__Entries with figure data__.
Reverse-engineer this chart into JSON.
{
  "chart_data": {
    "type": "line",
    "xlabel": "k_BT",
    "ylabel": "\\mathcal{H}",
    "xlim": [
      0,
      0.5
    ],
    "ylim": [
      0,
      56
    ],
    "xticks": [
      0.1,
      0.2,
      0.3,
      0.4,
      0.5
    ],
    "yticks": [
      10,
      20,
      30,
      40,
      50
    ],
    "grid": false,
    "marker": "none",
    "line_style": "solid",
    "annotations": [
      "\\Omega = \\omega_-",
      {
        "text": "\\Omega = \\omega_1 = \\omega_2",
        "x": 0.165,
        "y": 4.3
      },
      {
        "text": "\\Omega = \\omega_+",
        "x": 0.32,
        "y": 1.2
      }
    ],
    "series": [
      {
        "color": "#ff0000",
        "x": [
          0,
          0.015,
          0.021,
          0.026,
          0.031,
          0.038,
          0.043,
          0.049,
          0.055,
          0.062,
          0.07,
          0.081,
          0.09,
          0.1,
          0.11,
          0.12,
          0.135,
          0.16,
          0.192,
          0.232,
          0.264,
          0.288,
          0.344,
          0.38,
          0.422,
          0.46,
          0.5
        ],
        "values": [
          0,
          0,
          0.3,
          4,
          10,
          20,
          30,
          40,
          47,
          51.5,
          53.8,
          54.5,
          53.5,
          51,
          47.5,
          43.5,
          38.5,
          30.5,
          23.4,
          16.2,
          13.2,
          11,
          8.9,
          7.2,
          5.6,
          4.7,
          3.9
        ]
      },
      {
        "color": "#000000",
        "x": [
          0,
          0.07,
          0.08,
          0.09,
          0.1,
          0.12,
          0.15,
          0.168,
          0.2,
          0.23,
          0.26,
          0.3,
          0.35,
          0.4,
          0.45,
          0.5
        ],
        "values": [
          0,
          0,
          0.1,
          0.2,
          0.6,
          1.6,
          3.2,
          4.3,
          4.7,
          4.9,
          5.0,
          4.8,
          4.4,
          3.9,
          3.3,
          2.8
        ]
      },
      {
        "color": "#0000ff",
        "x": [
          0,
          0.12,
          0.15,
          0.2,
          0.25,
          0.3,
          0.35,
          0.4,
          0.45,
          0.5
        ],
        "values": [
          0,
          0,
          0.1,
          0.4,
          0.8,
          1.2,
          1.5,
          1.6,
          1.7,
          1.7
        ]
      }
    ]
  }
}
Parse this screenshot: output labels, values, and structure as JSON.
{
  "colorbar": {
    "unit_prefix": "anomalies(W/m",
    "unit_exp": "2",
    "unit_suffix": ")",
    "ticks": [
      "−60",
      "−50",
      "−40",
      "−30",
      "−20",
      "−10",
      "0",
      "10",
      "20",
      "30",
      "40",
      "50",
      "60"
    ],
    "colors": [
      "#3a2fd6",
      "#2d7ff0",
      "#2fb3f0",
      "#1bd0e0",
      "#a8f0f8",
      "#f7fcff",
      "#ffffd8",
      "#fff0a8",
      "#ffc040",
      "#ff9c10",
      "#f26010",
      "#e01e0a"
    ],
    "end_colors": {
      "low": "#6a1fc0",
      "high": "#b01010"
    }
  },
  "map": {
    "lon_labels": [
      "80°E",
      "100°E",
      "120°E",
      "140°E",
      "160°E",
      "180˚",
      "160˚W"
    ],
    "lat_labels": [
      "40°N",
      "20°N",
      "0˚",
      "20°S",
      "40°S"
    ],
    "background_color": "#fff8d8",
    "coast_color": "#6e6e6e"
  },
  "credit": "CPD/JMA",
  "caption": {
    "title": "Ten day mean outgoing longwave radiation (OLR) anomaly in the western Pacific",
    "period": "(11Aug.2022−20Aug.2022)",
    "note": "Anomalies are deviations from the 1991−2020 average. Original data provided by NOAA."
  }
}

__Challenge__.
Repeat every line of the data, exactly and in full.

__Solution__.
Reverse-engineer this chart into JSON.
{
  "chart_data": {
    "type": "line",
    "xlabel": "k_BT",
    "ylabel": "\\mathcal{H}",
    "xlim": [
      0,
      0.5
    ],
    "ylim": [
      0,
      56
    ],
    "xticks": [
      0.1,
      0.2,
      0.3,
      0.4,
      0.5
    ],
    "yticks": [
      10,
      20,
      30,
      40,
      50
    ],
    "grid": false,
    "marker": "none",
    "line_style": "solid",
    "annotations": [
      "\\Omega = \\omega_-",
      {
        "text": "\\Omega = \\omega_1 = \\omega_2",
        "x": 0.165,
        "y": 4.3
      },
      {
        "text": "\\Omega = \\omega_+",
        "x": 0.32,
        "y": 1.2
      }
    ],
    "series": [
      {
        "color": "#ff0000",
        "x": [
          0,
          0.015,
          0.021,
          0.026,
          0.031,
          0.038,
          0.043,
          0.049,
          0.055,
          0.062,
          0.07,
          0.081,
          0.09,
          0.1,
          0.11,
          0.12,
          0.135,
          0.16,
          0.192,
          0.232,
          0.264,
          0.288,
          0.344,
          0.38,
          0.422,
          0.46,
          0.5
        ],
        "values": [
          0,
          0,
          0.3,
          4,
          10,
          20,
          30,
          40,
          47,
          51.5,
          53.8,
          54.5,
          53.5,
          51,
          47.5,
          43.5,
          38.5,
          30.5,
          23.4,
          16.2,
          13.2,
          11,
          8.9,
          7.2,
          5.6,
          4.7,
          3.9
        ]
      },
      {
        "color": "#000000",
        "x": [
          0,
          0.07,
          0.08,
          0.09,
          0.1,
          0.12,
          0.15,
          0.168,
          0.2,
          0.23,
          0.26,
          0.3,
          0.35,
          0.4,
          0.45,
          0.5
        ],
        "values": [
          0,
          0,
          0.1,
          0.2,
          0.6,
          1.6,
          3.2,
          4.3,
          4.7,
          4.9,
          5.0,
          4.8,
          4.4,
          3.9,
          3.3,
          2.8
        ]
      },
      {
        "color": "#0000ff",
        "x": [
          0,
          0.12,
          0.15,
          0.2,
          0.25,
          0.3,
          0.35,
          0.4,
          0.45,
          0.5
        ],
        "values": [
          0,
          0,
          0.1,
          0.4,
          0.8,
          1.2,
          1.5,
          1.6,
          1.7,
          1.7
        ]
      }
    ]
  }
}
Parse this screenshot: output labels, values, and structure as JSON.
{
  "colorbar": {
    "unit_prefix": "anomalies(W/m",
    "unit_exp": "2",
    "unit_suffix": ")",
    "ticks": [
      "−60",
      "−50",
      "−40",
      "−30",
      "−20",
      "−10",
      "0",
      "10",
      "20",
      "30",
      "40",
      "50",
      "60"
    ],
    "colors": [
      "#3a2fd6",
      "#2d7ff0",
      "#2fb3f0",
      "#1bd0e0",
      "#a8f0f8",
      "#f7fcff",
      "#ffffd8",
      "#fff0a8",
      "#ffc040",
      "#ff9c10",
      "#f26010",
      "#e01e0a"
    ],
    "end_colors": {
      "low": "#6a1fc0",
      "high": "#b01010"
    }
  },
  "map": {
    "lon_labels": [
      "80°E",
      "100°E",
      "120°E",
      "140°E",
      "160°E",
      "180˚",
      "160˚W"
    ],
    "lat_labels": [
      "40°N",
      "20°N",
      "0˚",
      "20°S",
      "40°S"
    ],
    "background_color": "#fff8d8",
    "coast_color": "#6e6e6e"
  },
  "credit": "CPD/JMA",
  "caption": {
    "title": "Ten day mean outgoing longwave radiation (OLR) anomaly in the western Pacific",
    "period": "(11Aug.2022−20Aug.2022)",
    "note": "Anomalies are deviations from the 1991−2020 average. Original data provided by NOAA."
  }
}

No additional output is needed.